### Task prompt
In the records below, find each line containing the word "Analytics" and copy it.
***** Input records
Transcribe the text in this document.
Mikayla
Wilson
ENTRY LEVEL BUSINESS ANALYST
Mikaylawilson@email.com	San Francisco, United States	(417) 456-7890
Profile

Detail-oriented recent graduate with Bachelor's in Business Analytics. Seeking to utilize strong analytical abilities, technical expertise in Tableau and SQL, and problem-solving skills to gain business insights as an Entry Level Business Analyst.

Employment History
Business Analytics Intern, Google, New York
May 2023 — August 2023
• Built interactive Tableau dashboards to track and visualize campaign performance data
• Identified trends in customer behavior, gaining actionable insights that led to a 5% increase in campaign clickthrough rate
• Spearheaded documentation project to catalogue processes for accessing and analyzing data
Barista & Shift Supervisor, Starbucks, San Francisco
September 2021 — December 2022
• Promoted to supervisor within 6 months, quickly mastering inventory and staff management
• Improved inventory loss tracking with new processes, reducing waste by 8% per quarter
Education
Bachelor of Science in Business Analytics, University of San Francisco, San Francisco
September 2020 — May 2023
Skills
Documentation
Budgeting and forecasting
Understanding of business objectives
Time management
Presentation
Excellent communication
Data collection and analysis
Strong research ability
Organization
**********
### Task response
Detail-oriented recent graduate with Bachelor's in Business Analytics. Seeking to utilize strong analytical abilities, technical expertise in Tableau and SQL, and problem-solving skills to gain business insights as an Entry Level Business Analyst.
Business Analytics Intern, Google, New York
Bachelor of Science in Business Analytics, University of San Francisco, San Francisco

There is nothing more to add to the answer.